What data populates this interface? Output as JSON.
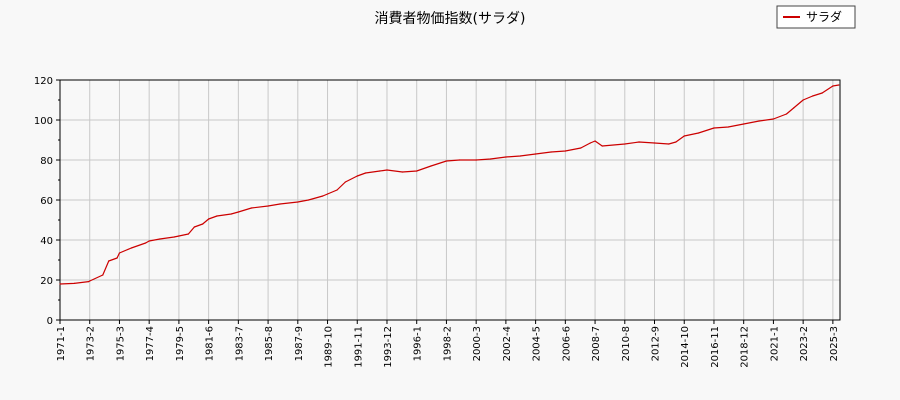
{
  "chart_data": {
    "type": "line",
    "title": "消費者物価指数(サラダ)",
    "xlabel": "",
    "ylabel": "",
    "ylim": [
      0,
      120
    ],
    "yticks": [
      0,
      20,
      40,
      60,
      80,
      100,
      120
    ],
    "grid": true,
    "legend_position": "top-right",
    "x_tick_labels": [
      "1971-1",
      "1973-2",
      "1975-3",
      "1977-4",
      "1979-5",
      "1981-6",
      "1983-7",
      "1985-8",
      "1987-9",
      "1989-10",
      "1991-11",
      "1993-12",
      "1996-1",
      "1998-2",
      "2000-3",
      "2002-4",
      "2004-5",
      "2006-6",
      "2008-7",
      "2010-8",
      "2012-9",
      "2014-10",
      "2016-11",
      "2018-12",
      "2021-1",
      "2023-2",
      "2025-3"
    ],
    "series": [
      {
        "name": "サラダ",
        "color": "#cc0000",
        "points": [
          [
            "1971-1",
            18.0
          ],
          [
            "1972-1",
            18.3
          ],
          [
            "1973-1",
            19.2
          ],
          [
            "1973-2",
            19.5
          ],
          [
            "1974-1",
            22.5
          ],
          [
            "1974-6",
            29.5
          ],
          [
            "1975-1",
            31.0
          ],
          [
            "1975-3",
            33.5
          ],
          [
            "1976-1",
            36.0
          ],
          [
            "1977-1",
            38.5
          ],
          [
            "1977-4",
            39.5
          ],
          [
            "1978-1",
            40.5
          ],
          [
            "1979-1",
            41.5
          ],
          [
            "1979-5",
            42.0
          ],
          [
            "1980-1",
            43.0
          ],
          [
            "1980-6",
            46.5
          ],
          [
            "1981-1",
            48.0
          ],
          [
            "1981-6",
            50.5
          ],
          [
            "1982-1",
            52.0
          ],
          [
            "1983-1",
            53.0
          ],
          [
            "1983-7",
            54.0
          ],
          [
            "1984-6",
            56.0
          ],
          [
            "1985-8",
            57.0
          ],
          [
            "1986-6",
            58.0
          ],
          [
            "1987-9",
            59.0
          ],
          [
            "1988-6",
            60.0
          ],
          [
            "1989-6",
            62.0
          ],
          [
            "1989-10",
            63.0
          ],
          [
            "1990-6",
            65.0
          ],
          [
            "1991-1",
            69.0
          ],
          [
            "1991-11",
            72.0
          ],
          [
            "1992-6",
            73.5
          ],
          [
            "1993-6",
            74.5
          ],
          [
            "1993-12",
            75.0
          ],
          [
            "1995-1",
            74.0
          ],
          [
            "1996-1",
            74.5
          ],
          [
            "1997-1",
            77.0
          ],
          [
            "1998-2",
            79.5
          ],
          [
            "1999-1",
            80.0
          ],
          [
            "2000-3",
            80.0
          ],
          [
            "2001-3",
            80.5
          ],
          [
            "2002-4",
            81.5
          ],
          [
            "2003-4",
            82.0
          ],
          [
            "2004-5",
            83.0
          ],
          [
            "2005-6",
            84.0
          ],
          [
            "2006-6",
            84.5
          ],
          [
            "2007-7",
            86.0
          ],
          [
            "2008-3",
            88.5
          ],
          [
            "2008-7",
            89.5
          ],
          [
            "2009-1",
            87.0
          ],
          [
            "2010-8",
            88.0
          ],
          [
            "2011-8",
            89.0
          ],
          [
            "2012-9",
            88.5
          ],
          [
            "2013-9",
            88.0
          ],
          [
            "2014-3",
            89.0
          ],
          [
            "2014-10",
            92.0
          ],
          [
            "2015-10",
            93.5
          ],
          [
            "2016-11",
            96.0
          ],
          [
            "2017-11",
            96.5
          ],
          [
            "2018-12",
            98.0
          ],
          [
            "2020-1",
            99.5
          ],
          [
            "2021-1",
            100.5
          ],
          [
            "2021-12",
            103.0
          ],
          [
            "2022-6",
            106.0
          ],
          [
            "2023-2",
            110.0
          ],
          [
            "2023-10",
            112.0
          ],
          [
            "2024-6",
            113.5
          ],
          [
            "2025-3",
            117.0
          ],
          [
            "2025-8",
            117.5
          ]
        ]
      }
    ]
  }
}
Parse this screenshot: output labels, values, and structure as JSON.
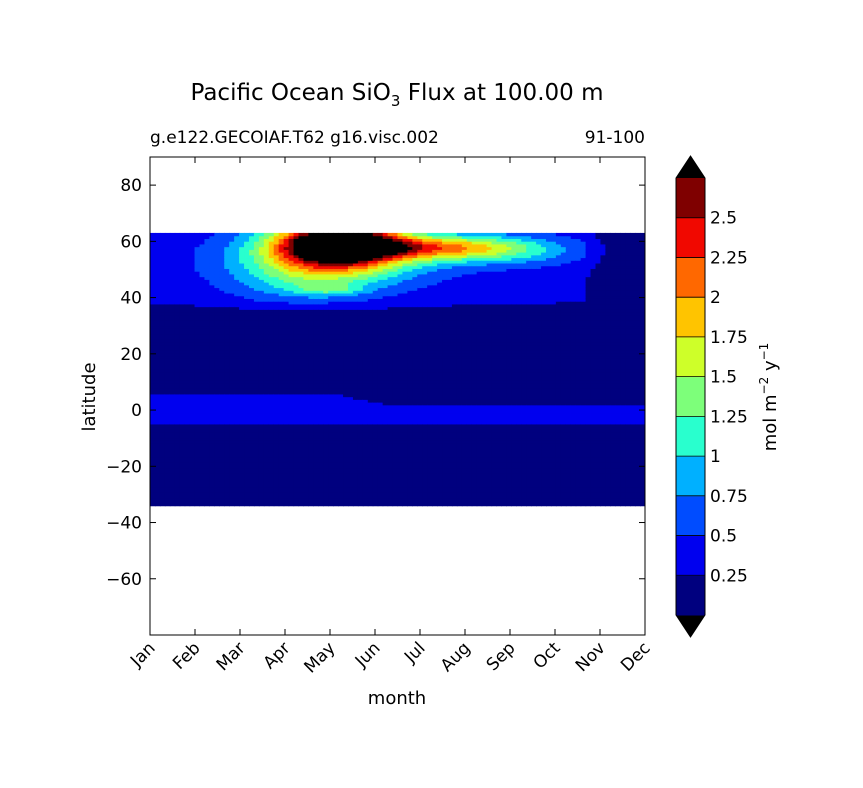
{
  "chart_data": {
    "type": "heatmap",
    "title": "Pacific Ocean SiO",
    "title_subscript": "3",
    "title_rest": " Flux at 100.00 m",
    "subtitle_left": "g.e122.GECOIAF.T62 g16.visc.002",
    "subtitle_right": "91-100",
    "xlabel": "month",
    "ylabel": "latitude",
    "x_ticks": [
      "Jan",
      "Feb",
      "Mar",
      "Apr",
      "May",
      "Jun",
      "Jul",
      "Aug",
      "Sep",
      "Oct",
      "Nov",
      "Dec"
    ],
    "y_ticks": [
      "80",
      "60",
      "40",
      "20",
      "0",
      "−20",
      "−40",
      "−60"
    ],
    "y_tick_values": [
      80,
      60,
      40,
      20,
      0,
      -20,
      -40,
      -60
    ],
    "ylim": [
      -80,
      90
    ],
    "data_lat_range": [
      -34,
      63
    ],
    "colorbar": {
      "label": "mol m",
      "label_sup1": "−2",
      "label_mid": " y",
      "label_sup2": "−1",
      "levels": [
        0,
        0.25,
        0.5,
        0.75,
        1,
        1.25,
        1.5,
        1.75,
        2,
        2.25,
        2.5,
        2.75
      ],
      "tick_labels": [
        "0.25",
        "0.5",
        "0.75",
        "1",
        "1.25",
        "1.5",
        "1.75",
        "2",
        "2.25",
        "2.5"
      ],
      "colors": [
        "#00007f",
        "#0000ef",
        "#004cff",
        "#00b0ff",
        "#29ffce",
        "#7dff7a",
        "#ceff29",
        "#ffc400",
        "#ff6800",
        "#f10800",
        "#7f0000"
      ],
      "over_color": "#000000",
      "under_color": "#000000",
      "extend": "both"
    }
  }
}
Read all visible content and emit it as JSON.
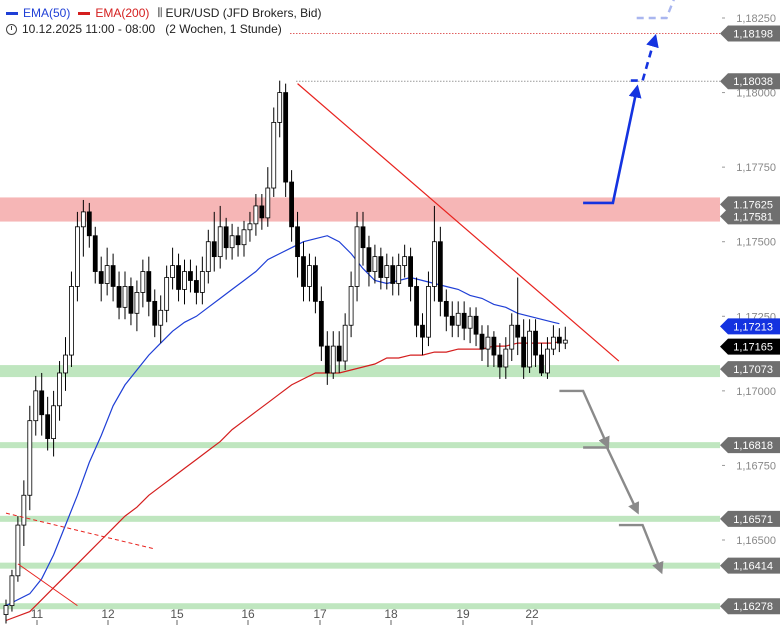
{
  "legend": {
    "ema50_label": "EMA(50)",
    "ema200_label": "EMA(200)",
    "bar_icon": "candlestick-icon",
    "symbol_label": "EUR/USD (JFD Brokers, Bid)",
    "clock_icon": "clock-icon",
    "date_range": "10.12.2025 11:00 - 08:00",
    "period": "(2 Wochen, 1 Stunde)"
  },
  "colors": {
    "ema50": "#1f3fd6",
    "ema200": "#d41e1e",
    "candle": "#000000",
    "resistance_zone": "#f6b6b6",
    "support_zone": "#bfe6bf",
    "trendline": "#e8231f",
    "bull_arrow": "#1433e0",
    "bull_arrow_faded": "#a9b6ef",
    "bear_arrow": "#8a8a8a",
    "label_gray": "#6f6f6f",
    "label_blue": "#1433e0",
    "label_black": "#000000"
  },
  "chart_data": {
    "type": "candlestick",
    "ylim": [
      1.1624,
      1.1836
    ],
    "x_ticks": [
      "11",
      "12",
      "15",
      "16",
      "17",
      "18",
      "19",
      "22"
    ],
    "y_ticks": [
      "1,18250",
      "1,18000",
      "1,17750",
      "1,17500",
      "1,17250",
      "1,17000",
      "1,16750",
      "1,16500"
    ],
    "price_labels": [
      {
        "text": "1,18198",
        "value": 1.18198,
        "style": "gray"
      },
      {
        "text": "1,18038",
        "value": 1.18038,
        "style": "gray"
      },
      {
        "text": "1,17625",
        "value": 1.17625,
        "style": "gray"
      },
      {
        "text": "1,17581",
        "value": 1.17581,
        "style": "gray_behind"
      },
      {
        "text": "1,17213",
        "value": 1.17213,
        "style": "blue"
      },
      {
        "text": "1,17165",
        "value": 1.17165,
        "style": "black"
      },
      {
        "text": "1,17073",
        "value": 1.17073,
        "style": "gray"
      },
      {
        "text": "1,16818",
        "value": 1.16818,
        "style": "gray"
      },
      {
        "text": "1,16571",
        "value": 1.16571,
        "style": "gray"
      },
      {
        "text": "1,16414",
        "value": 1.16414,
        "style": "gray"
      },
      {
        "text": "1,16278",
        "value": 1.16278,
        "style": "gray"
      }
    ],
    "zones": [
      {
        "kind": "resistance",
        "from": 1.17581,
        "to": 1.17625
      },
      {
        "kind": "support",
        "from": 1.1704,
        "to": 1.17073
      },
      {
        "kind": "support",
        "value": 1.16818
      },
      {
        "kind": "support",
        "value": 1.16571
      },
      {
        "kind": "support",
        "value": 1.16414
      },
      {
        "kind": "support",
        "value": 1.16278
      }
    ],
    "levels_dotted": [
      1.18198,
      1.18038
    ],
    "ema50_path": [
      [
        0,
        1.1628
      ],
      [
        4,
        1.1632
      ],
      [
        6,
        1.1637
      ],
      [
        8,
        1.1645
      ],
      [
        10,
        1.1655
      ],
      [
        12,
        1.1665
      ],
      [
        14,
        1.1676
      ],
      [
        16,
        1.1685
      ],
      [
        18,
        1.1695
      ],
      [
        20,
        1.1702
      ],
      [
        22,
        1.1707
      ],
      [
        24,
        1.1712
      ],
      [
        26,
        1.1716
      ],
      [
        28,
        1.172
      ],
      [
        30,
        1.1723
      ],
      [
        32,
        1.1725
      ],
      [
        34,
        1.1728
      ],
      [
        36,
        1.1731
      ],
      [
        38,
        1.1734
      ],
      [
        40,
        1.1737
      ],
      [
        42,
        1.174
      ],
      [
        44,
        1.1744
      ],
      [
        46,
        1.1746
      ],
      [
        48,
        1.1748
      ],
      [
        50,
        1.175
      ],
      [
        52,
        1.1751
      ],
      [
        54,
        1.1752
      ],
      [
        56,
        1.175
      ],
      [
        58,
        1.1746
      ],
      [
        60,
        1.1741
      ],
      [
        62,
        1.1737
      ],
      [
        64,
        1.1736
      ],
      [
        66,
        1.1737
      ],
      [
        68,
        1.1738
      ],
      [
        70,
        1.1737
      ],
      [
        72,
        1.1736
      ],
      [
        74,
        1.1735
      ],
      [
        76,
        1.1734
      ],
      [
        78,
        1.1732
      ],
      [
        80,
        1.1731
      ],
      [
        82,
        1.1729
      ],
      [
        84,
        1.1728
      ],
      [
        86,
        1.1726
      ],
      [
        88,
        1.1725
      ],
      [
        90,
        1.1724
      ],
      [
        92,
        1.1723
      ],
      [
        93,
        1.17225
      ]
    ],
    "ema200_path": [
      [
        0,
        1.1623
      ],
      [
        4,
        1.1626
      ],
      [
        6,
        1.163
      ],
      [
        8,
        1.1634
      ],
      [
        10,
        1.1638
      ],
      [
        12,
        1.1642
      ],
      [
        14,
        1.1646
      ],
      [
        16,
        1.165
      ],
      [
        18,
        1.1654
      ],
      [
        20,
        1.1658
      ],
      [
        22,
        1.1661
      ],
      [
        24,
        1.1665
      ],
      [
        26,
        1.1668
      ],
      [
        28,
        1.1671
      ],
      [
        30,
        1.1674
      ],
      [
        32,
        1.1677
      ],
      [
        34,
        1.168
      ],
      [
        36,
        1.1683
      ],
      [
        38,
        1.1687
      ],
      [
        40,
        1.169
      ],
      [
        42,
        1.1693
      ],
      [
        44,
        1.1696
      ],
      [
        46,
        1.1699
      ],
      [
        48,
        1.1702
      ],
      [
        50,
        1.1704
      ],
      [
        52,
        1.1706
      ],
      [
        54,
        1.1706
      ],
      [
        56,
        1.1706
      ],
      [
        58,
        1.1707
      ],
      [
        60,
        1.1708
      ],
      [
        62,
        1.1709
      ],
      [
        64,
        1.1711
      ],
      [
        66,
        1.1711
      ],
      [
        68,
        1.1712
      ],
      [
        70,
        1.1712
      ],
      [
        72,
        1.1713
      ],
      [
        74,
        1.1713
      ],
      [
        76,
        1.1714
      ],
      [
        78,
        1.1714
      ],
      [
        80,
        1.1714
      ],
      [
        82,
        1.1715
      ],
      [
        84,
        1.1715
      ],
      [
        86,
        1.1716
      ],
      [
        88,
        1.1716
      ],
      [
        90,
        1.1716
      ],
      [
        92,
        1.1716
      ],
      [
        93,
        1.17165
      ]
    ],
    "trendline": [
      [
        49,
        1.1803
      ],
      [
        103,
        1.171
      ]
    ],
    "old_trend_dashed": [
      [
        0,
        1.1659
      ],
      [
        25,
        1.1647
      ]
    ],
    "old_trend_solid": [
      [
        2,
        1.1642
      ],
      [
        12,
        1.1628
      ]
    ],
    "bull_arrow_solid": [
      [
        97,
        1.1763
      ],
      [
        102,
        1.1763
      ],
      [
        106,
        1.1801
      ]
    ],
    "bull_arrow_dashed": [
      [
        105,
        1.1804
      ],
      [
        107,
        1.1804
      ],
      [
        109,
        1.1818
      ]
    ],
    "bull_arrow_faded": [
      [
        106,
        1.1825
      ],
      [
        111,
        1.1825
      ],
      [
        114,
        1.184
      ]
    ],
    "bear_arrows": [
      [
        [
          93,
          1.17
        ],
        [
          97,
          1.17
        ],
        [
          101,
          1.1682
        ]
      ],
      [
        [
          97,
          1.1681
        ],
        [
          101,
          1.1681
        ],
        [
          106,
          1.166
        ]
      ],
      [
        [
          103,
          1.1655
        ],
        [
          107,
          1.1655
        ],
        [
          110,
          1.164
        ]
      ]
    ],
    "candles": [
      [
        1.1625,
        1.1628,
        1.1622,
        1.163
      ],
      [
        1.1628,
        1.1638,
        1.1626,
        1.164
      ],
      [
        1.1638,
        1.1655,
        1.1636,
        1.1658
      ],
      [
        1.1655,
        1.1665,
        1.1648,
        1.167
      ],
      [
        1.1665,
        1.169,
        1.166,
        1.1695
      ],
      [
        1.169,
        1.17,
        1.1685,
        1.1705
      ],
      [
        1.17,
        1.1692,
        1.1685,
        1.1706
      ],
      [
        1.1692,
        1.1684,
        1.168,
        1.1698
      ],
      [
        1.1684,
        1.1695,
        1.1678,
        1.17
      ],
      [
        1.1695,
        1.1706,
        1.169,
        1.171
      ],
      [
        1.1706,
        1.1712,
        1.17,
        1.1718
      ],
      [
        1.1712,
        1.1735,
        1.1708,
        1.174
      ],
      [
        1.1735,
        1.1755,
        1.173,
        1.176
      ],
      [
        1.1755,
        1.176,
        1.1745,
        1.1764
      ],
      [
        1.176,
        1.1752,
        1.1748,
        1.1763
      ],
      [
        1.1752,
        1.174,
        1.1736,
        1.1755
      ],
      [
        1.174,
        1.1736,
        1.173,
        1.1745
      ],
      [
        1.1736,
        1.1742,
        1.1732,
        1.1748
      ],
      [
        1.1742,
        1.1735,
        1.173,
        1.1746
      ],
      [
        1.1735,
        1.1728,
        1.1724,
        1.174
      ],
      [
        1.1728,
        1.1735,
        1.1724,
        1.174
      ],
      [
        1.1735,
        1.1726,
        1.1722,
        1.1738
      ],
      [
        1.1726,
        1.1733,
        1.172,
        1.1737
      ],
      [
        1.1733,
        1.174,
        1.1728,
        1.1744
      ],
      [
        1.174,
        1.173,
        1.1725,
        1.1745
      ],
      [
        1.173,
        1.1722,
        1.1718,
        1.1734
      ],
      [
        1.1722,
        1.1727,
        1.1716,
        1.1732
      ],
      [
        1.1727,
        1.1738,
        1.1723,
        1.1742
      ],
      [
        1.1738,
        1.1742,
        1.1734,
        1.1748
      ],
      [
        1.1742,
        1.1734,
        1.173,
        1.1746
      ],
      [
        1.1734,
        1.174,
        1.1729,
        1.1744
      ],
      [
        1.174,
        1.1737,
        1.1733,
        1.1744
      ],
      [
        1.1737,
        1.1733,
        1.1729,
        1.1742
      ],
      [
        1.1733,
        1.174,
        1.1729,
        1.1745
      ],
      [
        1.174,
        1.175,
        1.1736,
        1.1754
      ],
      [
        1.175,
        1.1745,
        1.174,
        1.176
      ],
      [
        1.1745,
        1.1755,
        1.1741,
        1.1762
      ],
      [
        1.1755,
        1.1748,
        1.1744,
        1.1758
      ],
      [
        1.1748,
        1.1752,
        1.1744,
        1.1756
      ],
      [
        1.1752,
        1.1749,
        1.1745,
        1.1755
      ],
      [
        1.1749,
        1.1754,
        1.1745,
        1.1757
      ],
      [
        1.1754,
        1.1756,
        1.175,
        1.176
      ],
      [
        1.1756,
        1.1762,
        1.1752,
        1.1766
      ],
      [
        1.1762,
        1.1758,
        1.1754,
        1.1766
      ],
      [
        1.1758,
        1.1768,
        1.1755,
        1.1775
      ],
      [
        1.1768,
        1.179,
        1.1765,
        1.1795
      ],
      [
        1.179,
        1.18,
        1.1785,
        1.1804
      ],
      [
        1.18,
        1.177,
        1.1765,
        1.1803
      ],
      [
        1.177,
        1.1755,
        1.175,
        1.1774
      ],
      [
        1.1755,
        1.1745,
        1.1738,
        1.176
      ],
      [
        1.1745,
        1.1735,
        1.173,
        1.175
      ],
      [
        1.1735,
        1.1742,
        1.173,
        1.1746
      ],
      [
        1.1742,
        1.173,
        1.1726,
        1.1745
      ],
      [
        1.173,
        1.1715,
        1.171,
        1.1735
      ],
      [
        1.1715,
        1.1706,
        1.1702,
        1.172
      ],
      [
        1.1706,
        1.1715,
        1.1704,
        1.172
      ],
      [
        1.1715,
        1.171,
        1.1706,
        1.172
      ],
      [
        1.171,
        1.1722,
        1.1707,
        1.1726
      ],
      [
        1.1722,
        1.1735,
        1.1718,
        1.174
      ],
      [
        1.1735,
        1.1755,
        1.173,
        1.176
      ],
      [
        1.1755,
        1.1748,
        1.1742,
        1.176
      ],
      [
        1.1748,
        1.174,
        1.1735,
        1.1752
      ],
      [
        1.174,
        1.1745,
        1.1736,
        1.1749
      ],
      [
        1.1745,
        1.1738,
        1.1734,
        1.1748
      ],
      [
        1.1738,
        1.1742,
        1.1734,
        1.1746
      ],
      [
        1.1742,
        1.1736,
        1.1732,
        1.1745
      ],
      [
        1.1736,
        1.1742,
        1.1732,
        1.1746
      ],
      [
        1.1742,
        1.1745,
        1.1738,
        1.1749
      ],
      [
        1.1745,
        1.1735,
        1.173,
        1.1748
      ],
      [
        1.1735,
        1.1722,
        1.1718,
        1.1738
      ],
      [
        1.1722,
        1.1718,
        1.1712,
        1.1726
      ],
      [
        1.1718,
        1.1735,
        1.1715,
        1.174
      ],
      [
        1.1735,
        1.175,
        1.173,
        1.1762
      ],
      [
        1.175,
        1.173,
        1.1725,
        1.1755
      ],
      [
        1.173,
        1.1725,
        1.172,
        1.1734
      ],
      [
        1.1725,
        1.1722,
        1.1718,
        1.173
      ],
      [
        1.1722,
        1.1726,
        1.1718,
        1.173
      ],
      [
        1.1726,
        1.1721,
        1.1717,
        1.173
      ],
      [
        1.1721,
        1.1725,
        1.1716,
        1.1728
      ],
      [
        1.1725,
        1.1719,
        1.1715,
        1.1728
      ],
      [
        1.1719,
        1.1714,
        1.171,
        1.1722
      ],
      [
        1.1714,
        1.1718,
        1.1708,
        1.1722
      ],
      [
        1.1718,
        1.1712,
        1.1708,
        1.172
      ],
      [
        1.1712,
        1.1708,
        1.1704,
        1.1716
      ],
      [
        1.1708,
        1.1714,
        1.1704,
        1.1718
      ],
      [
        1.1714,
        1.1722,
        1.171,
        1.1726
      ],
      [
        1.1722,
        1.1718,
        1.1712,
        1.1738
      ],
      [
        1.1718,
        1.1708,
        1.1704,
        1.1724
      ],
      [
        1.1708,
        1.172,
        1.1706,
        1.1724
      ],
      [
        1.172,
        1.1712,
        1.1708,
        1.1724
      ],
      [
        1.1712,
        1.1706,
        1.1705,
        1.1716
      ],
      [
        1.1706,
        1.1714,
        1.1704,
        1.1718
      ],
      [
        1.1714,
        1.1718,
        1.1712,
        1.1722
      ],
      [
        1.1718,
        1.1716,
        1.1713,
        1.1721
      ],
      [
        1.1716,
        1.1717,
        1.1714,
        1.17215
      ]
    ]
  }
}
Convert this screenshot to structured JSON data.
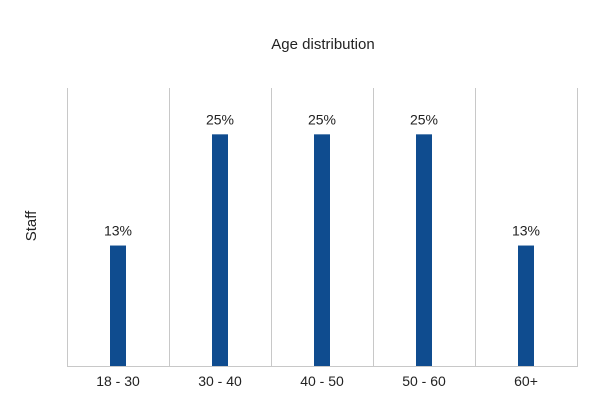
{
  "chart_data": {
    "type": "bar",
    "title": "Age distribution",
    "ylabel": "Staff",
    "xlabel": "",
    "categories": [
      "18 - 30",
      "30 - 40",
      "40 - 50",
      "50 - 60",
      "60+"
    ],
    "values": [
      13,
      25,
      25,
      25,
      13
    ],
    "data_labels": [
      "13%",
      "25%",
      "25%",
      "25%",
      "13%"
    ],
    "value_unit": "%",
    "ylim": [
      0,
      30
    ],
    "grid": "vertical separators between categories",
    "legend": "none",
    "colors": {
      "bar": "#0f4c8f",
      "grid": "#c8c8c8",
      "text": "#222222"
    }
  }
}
════
▸ AIM OF THE EXERCISE: Retype, without any picture, exactly the lines from the one with "Convert this screenshot" through the end of the entries, inclusive.

▸ WRITTEN RESPONSE:
Convert this screenshot to structured JSON data.
{
  "chart_data": {
    "type": "bar",
    "title": "Age distribution",
    "ylabel": "Staff",
    "xlabel": "",
    "categories": [
      "18 - 30",
      "30 - 40",
      "40 - 50",
      "50 - 60",
      "60+"
    ],
    "values": [
      13,
      25,
      25,
      25,
      13
    ],
    "data_labels": [
      "13%",
      "25%",
      "25%",
      "25%",
      "13%"
    ],
    "value_unit": "%",
    "ylim": [
      0,
      30
    ],
    "grid": "vertical separators between categories",
    "legend": "none",
    "colors": {
      "bar": "#0f4c8f",
      "grid": "#c8c8c8",
      "text": "#222222"
    }
  }
}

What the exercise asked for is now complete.